-- start of INPUT MATERIAL --

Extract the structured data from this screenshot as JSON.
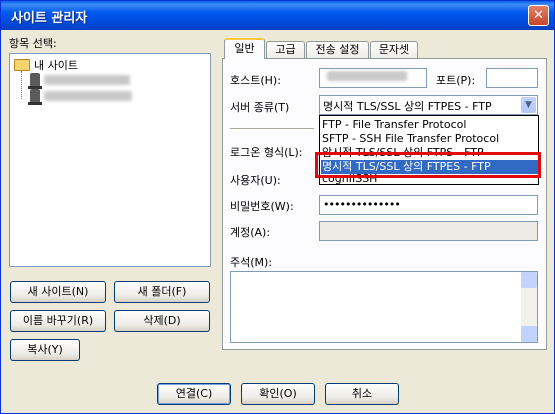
{
  "window": {
    "title": "사이트 관리자",
    "close_glyph": "✕"
  },
  "tree": {
    "label": "항목 선택:",
    "root_label": "내 사이트",
    "sites": [
      {
        "blurred": true
      },
      {
        "blurred": true
      }
    ]
  },
  "left_buttons": {
    "new_site": "새 사이트(N)",
    "new_folder": "새 폴더(F)",
    "rename": "이름 바꾸기(R)",
    "delete": "삭제(D)",
    "copy": "복사(Y)"
  },
  "tabs": [
    "일반",
    "고급",
    "전송 설정",
    "문자셋"
  ],
  "general": {
    "host_label": "호스트(H):",
    "port_label": "포트(P):",
    "port_value": "",
    "server_type_label": "서버 종류(T)",
    "server_type_value": "명시적 TLS/SSL 상의 FTPES - FTP",
    "logon_label": "로그온 형식(L):",
    "user_label": "사용자(U):",
    "password_label": "비밀번호(W):",
    "password_value": "••••••••••••••",
    "account_label": "계정(A):",
    "comments_label": "주석(M):"
  },
  "dropdown_options": [
    "FTP - File Transfer Protocol",
    "SFTP - SSH File Transfer Protocol",
    "암시적 TLS/SSL 상의 FTPS - FTP",
    "명시적 TLS/SSL 상의 FTPES - FTP"
  ],
  "dropdown_selected_index": 3,
  "partial_text": "cognIISSH",
  "bottom_buttons": {
    "connect": "연결(C)",
    "ok": "확인(O)",
    "cancel": "취소"
  },
  "colors": {
    "title_bar": "#0058ee",
    "highlight": "#e10a0a",
    "selection": "#316ac5"
  }
}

-- end of INPUT MATERIAL --

Copy the entries above faithfully and omit every image.

Extract the structured data from this screenshot as JSON.
{
  "window": {
    "title": "사이트 관리자",
    "close_glyph": "✕"
  },
  "tree": {
    "label": "항목 선택:",
    "root_label": "내 사이트",
    "sites": [
      {
        "blurred": true
      },
      {
        "blurred": true
      }
    ]
  },
  "left_buttons": {
    "new_site": "새 사이트(N)",
    "new_folder": "새 폴더(F)",
    "rename": "이름 바꾸기(R)",
    "delete": "삭제(D)",
    "copy": "복사(Y)"
  },
  "tabs": [
    "일반",
    "고급",
    "전송 설정",
    "문자셋"
  ],
  "general": {
    "host_label": "호스트(H):",
    "port_label": "포트(P):",
    "port_value": "",
    "server_type_label": "서버 종류(T)",
    "server_type_value": "명시적 TLS/SSL 상의 FTPES - FTP",
    "logon_label": "로그온 형식(L):",
    "user_label": "사용자(U):",
    "password_label": "비밀번호(W):",
    "password_value": "••••••••••••••",
    "account_label": "계정(A):",
    "comments_label": "주석(M):"
  },
  "dropdown_options": [
    "FTP - File Transfer Protocol",
    "SFTP - SSH File Transfer Protocol",
    "암시적 TLS/SSL 상의 FTPS - FTP",
    "명시적 TLS/SSL 상의 FTPES - FTP"
  ],
  "dropdown_selected_index": 3,
  "partial_text": "cognIISSH",
  "bottom_buttons": {
    "connect": "연결(C)",
    "ok": "확인(O)",
    "cancel": "취소"
  },
  "colors": {
    "title_bar": "#0058ee",
    "highlight": "#e10a0a",
    "selection": "#316ac5"
  }
}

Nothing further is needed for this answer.